- [Instruction] Gather up all lines that carry the word "outward".

===== Provided records

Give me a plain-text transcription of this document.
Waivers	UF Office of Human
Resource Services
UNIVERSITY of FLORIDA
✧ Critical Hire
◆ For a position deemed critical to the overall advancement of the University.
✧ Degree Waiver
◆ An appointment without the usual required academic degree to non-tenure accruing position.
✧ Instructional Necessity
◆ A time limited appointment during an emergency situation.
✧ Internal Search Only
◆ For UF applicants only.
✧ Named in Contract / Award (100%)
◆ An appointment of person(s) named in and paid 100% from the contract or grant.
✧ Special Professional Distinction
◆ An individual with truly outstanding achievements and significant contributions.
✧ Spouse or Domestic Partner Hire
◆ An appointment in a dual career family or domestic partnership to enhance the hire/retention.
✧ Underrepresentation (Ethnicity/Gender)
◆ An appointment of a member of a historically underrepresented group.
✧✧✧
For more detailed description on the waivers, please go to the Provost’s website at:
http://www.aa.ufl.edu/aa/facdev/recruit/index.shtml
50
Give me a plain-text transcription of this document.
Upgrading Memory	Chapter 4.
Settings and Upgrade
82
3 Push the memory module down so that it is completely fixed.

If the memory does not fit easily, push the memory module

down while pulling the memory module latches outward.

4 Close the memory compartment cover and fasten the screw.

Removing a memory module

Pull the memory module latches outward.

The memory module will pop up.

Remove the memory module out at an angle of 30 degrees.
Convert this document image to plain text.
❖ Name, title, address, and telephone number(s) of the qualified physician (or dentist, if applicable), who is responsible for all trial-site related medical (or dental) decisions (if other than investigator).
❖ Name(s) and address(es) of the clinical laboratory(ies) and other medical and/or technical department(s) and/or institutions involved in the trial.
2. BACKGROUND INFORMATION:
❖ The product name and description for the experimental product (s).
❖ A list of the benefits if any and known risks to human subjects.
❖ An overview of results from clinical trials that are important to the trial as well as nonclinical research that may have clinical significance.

==========

- [Solution to the exercise]
down while pulling the memory module latches outward.
Pull the memory module latches outward.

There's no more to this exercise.